### Written exercise:
Transcribe the material in full, exactly as written.

--- Entries provided ---

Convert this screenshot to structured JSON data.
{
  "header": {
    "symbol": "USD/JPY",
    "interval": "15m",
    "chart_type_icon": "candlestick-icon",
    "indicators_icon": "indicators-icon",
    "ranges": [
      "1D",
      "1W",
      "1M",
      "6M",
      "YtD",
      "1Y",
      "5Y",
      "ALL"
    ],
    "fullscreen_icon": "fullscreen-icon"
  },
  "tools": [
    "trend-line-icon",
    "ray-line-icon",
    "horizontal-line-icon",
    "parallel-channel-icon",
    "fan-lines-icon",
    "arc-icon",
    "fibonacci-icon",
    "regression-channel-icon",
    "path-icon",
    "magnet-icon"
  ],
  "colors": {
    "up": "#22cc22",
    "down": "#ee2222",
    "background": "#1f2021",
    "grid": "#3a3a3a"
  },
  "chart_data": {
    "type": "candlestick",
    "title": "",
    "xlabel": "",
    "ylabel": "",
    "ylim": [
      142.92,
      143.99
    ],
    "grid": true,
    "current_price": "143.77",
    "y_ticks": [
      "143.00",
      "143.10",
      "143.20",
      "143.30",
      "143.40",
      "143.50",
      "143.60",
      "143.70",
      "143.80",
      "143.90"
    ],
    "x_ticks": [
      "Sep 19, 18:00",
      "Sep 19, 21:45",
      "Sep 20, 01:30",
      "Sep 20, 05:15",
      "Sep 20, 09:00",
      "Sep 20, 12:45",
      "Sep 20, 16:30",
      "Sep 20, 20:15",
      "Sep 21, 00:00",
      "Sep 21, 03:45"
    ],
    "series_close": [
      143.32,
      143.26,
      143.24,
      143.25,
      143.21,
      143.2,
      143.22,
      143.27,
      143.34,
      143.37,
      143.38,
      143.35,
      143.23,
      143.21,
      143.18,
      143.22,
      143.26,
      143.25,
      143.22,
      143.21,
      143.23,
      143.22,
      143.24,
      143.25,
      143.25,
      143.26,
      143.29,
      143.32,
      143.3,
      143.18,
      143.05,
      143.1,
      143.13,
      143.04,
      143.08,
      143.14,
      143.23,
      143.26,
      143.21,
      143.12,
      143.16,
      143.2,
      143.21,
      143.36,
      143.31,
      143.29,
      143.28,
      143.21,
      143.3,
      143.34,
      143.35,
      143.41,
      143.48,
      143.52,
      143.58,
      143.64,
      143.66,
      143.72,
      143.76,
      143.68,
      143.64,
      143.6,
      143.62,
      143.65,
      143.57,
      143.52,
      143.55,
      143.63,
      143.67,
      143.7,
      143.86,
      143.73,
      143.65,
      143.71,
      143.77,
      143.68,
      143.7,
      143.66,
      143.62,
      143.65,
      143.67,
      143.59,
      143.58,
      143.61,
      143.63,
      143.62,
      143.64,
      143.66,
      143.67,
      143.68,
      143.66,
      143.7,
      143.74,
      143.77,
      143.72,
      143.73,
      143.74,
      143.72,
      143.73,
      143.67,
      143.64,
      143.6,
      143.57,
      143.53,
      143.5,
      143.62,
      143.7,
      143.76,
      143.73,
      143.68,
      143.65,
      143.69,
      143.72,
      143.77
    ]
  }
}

---

### Task answer:
Convert this screenshot to structured JSON data.
{
  "header": {
    "symbol": "USD/JPY",
    "interval": "15m",
    "chart_type_icon": "candlestick-icon",
    "indicators_icon": "indicators-icon",
    "ranges": [
      "1D",
      "1W",
      "1M",
      "6M",
      "YtD",
      "1Y",
      "5Y",
      "ALL"
    ],
    "fullscreen_icon": "fullscreen-icon"
  },
  "tools": [
    "trend-line-icon",
    "ray-line-icon",
    "horizontal-line-icon",
    "parallel-channel-icon",
    "fan-lines-icon",
    "arc-icon",
    "fibonacci-icon",
    "regression-channel-icon",
    "path-icon",
    "magnet-icon"
  ],
  "colors": {
    "up": "#22cc22",
    "down": "#ee2222",
    "background": "#1f2021",
    "grid": "#3a3a3a"
  },
  "chart_data": {
    "type": "candlestick",
    "title": "",
    "xlabel": "",
    "ylabel": "",
    "ylim": [
      142.92,
      143.99
    ],
    "grid": true,
    "current_price": "143.77",
    "y_ticks": [
      "143.00",
      "143.10",
      "143.20",
      "143.30",
      "143.40",
      "143.50",
      "143.60",
      "143.70",
      "143.80",
      "143.90"
    ],
    "x_ticks": [
      "Sep 19, 18:00",
      "Sep 19, 21:45",
      "Sep 20, 01:30",
      "Sep 20, 05:15",
      "Sep 20, 09:00",
      "Sep 20, 12:45",
      "Sep 20, 16:30",
      "Sep 20, 20:15",
      "Sep 21, 00:00",
      "Sep 21, 03:45"
    ],
    "series_close": [
      143.32,
      143.26,
      143.24,
      143.25,
      143.21,
      143.2,
      143.22,
      143.27,
      143.34,
      143.37,
      143.38,
      143.35,
      143.23,
      143.21,
      143.18,
      143.22,
      143.26,
      143.25,
      143.22,
      143.21,
      143.23,
      143.22,
      143.24,
      143.25,
      143.25,
      143.26,
      143.29,
      143.32,
      143.3,
      143.18,
      143.05,
      143.1,
      143.13,
      143.04,
      143.08,
      143.14,
      143.23,
      143.26,
      143.21,
      143.12,
      143.16,
      143.2,
      143.21,
      143.36,
      143.31,
      143.29,
      143.28,
      143.21,
      143.3,
      143.34,
      143.35,
      143.41,
      143.48,
      143.52,
      143.58,
      143.64,
      143.66,
      143.72,
      143.76,
      143.68,
      143.64,
      143.6,
      143.62,
      143.65,
      143.57,
      143.52,
      143.55,
      143.63,
      143.67,
      143.7,
      143.86,
      143.73,
      143.65,
      143.71,
      143.77,
      143.68,
      143.7,
      143.66,
      143.62,
      143.65,
      143.67,
      143.59,
      143.58,
      143.61,
      143.63,
      143.62,
      143.64,
      143.66,
      143.67,
      143.68,
      143.66,
      143.7,
      143.74,
      143.77,
      143.72,
      143.73,
      143.74,
      143.72,
      143.73,
      143.67,
      143.64,
      143.6,
      143.57,
      143.53,
      143.5,
      143.62,
      143.7,
      143.76,
      143.73,
      143.68,
      143.65,
      143.69,
      143.72,
      143.77
    ]
  }
}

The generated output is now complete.